__The data__.
╔══
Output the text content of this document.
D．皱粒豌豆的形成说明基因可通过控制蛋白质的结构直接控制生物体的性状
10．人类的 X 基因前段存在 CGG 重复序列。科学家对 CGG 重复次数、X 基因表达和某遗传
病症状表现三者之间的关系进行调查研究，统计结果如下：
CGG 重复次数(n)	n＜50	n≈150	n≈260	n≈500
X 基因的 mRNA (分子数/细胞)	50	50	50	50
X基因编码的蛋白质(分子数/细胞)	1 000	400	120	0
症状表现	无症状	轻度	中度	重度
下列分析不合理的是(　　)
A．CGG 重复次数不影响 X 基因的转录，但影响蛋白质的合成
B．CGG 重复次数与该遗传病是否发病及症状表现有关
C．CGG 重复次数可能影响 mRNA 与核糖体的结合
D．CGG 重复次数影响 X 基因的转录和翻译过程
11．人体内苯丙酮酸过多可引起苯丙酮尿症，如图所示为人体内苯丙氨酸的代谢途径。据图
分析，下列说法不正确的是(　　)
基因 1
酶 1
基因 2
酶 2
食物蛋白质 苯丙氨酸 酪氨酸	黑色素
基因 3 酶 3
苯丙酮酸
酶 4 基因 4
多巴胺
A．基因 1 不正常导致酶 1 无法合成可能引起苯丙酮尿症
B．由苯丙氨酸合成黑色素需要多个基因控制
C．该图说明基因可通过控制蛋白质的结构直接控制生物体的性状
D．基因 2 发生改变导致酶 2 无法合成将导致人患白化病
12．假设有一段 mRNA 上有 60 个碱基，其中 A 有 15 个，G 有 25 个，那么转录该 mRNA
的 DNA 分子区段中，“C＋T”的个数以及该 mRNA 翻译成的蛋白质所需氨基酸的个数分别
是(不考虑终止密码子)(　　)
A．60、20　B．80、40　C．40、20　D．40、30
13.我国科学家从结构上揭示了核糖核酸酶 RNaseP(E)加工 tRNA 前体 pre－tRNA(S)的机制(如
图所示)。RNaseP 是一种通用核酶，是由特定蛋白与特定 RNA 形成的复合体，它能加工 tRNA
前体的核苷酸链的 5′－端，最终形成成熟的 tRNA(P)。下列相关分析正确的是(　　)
╚══
__What this task involves__. From the material above, gather all lines that include the string "tRNA" and copy them.

__Answer space__.
13.我国科学家从结构上揭示了核糖核酸酶 RNaseP(E)加工 tRNA 前体 pre－tRNA(S)的机制(如
图所示)。RNaseP 是一种通用核酶，是由特定蛋白与特定 RNA 形成的复合体，它能加工 tRNA
前体的核苷酸链的 5′－端，最终形成成熟的 tRNA(P)。下列相关分析正确的是(　　)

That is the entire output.